Short task = Restate the entries below verbatim.

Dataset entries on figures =
◇ ◇ ◇

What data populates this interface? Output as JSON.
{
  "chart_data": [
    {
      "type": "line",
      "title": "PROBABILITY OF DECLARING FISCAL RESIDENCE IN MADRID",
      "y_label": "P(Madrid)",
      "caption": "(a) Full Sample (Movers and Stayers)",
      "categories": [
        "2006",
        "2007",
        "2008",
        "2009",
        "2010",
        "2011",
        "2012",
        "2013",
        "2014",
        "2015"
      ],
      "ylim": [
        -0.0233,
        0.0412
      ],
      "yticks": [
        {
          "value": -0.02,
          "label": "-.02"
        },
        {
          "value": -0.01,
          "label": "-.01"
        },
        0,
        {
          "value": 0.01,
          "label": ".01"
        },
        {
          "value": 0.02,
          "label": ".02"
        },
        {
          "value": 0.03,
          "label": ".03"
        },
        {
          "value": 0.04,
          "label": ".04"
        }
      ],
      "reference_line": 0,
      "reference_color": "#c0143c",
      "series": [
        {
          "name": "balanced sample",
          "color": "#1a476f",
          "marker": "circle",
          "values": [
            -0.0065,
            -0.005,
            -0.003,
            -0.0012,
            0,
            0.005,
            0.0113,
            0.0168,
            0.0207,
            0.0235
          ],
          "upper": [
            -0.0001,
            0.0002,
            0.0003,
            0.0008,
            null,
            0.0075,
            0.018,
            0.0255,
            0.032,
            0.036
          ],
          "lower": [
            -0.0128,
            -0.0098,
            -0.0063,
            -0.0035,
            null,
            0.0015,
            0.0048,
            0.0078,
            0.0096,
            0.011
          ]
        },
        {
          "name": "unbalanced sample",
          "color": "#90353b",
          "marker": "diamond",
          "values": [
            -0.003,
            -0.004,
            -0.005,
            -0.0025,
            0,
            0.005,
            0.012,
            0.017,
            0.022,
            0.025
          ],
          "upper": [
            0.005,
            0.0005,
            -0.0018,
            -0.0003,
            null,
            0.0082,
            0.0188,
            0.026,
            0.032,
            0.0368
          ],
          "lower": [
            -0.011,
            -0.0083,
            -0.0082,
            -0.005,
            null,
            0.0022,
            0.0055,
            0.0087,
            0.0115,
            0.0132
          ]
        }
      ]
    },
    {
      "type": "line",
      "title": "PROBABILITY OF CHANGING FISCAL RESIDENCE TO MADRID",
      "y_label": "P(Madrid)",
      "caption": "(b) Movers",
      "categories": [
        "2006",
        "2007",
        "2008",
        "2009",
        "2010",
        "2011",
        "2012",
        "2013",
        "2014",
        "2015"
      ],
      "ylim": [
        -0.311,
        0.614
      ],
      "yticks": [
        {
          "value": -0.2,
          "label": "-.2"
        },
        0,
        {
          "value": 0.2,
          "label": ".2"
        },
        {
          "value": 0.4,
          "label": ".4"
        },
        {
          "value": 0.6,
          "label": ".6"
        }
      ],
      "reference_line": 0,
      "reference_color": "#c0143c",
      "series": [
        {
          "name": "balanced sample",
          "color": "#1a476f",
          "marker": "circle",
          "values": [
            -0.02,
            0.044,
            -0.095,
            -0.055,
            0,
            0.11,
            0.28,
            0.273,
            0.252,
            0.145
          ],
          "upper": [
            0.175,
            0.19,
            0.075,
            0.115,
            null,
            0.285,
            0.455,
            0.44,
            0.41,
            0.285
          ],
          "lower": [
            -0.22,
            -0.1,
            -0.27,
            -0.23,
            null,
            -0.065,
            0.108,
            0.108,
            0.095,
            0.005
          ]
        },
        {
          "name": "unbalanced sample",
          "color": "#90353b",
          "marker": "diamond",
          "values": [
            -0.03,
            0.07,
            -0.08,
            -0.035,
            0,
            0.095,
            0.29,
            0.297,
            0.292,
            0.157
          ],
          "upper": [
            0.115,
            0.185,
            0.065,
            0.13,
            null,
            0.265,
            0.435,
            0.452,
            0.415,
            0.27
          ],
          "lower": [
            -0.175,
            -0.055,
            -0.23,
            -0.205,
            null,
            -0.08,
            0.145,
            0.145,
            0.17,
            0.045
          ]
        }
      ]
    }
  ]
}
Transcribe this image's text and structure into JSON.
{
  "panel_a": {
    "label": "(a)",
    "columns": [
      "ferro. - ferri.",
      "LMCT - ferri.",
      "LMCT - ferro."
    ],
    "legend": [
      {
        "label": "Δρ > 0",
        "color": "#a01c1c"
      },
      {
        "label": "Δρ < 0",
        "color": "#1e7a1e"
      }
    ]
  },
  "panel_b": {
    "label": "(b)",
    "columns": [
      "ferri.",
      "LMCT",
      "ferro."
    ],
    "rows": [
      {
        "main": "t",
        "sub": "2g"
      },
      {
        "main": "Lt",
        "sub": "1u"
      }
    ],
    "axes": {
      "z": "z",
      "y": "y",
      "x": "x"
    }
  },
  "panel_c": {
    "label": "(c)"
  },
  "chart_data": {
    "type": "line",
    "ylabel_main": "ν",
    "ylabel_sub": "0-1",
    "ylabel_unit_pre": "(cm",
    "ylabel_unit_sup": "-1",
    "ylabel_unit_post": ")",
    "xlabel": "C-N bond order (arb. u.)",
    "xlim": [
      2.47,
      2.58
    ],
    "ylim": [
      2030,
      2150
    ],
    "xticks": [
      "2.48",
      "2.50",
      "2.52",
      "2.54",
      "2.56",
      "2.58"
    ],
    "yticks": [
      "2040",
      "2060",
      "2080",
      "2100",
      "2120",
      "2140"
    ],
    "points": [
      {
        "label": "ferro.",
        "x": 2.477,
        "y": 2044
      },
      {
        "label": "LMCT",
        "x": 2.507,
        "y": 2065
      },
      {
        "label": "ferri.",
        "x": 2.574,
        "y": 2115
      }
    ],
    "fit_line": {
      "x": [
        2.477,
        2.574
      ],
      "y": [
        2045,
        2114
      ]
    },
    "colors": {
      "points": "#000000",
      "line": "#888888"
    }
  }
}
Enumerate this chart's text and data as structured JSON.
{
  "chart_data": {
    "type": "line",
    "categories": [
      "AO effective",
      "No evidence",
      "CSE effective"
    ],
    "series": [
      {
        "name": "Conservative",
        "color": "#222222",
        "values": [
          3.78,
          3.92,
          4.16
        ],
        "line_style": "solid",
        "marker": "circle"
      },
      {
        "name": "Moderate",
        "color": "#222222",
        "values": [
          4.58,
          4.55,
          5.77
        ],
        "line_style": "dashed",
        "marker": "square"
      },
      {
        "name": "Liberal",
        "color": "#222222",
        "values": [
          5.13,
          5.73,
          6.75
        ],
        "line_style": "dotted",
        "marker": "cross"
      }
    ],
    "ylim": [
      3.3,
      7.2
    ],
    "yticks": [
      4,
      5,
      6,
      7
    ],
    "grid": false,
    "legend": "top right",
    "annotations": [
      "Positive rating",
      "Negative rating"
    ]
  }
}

◇ ◇ ◇

Final result =
What data populates this interface? Output as JSON.
{
  "chart_data": [
    {
      "type": "line",
      "title": "PROBABILITY OF DECLARING FISCAL RESIDENCE IN MADRID",
      "y_label": "P(Madrid)",
      "caption": "(a) Full Sample (Movers and Stayers)",
      "categories": [
        "2006",
        "2007",
        "2008",
        "2009",
        "2010",
        "2011",
        "2012",
        "2013",
        "2014",
        "2015"
      ],
      "ylim": [
        -0.0233,
        0.0412
      ],
      "yticks": [
        {
          "value": -0.02,
          "label": "-.02"
        },
        {
          "value": -0.01,
          "label": "-.01"
        },
        0,
        {
          "value": 0.01,
          "label": ".01"
        },
        {
          "value": 0.02,
          "label": ".02"
        },
        {
          "value": 0.03,
          "label": ".03"
        },
        {
          "value": 0.04,
          "label": ".04"
        }
      ],
      "reference_line": 0,
      "reference_color": "#c0143c",
      "series": [
        {
          "name": "balanced sample",
          "color": "#1a476f",
          "marker": "circle",
          "values": [
            -0.0065,
            -0.005,
            -0.003,
            -0.0012,
            0,
            0.005,
            0.0113,
            0.0168,
            0.0207,
            0.0235
          ],
          "upper": [
            -0.0001,
            0.0002,
            0.0003,
            0.0008,
            null,
            0.0075,
            0.018,
            0.0255,
            0.032,
            0.036
          ],
          "lower": [
            -0.0128,
            -0.0098,
            -0.0063,
            -0.0035,
            null,
            0.0015,
            0.0048,
            0.0078,
            0.0096,
            0.011
          ]
        },
        {
          "name": "unbalanced sample",
          "color": "#90353b",
          "marker": "diamond",
          "values": [
            -0.003,
            -0.004,
            -0.005,
            -0.0025,
            0,
            0.005,
            0.012,
            0.017,
            0.022,
            0.025
          ],
          "upper": [
            0.005,
            0.0005,
            -0.0018,
            -0.0003,
            null,
            0.0082,
            0.0188,
            0.026,
            0.032,
            0.0368
          ],
          "lower": [
            -0.011,
            -0.0083,
            -0.0082,
            -0.005,
            null,
            0.0022,
            0.0055,
            0.0087,
            0.0115,
            0.0132
          ]
        }
      ]
    },
    {
      "type": "line",
      "title": "PROBABILITY OF CHANGING FISCAL RESIDENCE TO MADRID",
      "y_label": "P(Madrid)",
      "caption": "(b) Movers",
      "categories": [
        "2006",
        "2007",
        "2008",
        "2009",
        "2010",
        "2011",
        "2012",
        "2013",
        "2014",
        "2015"
      ],
      "ylim": [
        -0.311,
        0.614
      ],
      "yticks": [
        {
          "value": -0.2,
          "label": "-.2"
        },
        0,
        {
          "value": 0.2,
          "label": ".2"
        },
        {
          "value": 0.4,
          "label": ".4"
        },
        {
          "value": 0.6,
          "label": ".6"
        }
      ],
      "reference_line": 0,
      "reference_color": "#c0143c",
      "series": [
        {
          "name": "balanced sample",
          "color": "#1a476f",
          "marker": "circle",
          "values": [
            -0.02,
            0.044,
            -0.095,
            -0.055,
            0,
            0.11,
            0.28,
            0.273,
            0.252,
            0.145
          ],
          "upper": [
            0.175,
            0.19,
            0.075,
            0.115,
            null,
            0.285,
            0.455,
            0.44,
            0.41,
            0.285
          ],
          "lower": [
            -0.22,
            -0.1,
            -0.27,
            -0.23,
            null,
            -0.065,
            0.108,
            0.108,
            0.095,
            0.005
          ]
        },
        {
          "name": "unbalanced sample",
          "color": "#90353b",
          "marker": "diamond",
          "values": [
            -0.03,
            0.07,
            -0.08,
            -0.035,
            0,
            0.095,
            0.29,
            0.297,
            0.292,
            0.157
          ],
          "upper": [
            0.115,
            0.185,
            0.065,
            0.13,
            null,
            0.265,
            0.435,
            0.452,
            0.415,
            0.27
          ],
          "lower": [
            -0.175,
            -0.055,
            -0.23,
            -0.205,
            null,
            -0.08,
            0.145,
            0.145,
            0.17,
            0.045
          ]
        }
      ]
    }
  ]
}
Transcribe this image's text and structure into JSON.
{
  "panel_a": {
    "label": "(a)",
    "columns": [
      "ferro. - ferri.",
      "LMCT - ferri.",
      "LMCT - ferro."
    ],
    "legend": [
      {
        "label": "Δρ > 0",
        "color": "#a01c1c"
      },
      {
        "label": "Δρ < 0",
        "color": "#1e7a1e"
      }
    ]
  },
  "panel_b": {
    "label": "(b)",
    "columns": [
      "ferri.",
      "LMCT",
      "ferro."
    ],
    "rows": [
      {
        "main": "t",
        "sub": "2g"
      },
      {
        "main": "Lt",
        "sub": "1u"
      }
    ],
    "axes": {
      "z": "z",
      "y": "y",
      "x": "x"
    }
  },
  "panel_c": {
    "label": "(c)"
  },
  "chart_data": {
    "type": "line",
    "ylabel_main": "ν",
    "ylabel_sub": "0-1",
    "ylabel_unit_pre": "(cm",
    "ylabel_unit_sup": "-1",
    "ylabel_unit_post": ")",
    "xlabel": "C-N bond order (arb. u.)",
    "xlim": [
      2.47,
      2.58
    ],
    "ylim": [
      2030,
      2150
    ],
    "xticks": [
      "2.48",
      "2.50",
      "2.52",
      "2.54",
      "2.56",
      "2.58"
    ],
    "yticks": [
      "2040",
      "2060",
      "2080",
      "2100",
      "2120",
      "2140"
    ],
    "points": [
      {
        "label": "ferro.",
        "x": 2.477,
        "y": 2044
      },
      {
        "label": "LMCT",
        "x": 2.507,
        "y": 2065
      },
      {
        "label": "ferri.",
        "x": 2.574,
        "y": 2115
      }
    ],
    "fit_line": {
      "x": [
        2.477,
        2.574
      ],
      "y": [
        2045,
        2114
      ]
    },
    "colors": {
      "points": "#000000",
      "line": "#888888"
    }
  }
}
Enumerate this chart's text and data as structured JSON.
{
  "chart_data": {
    "type": "line",
    "categories": [
      "AO effective",
      "No evidence",
      "CSE effective"
    ],
    "series": [
      {
        "name": "Conservative",
        "color": "#222222",
        "values": [
          3.78,
          3.92,
          4.16
        ],
        "line_style": "solid",
        "marker": "circle"
      },
      {
        "name": "Moderate",
        "color": "#222222",
        "values": [
          4.58,
          4.55,
          5.77
        ],
        "line_style": "dashed",
        "marker": "square"
      },
      {
        "name": "Liberal",
        "color": "#222222",
        "values": [
          5.13,
          5.73,
          6.75
        ],
        "line_style": "dotted",
        "marker": "cross"
      }
    ],
    "ylim": [
      3.3,
      7.2
    ],
    "yticks": [
      4,
      5,
      6,
      7
    ],
    "grid": false,
    "legend": "top right",
    "annotations": [
      "Positive rating",
      "Negative rating"
    ]
  }
}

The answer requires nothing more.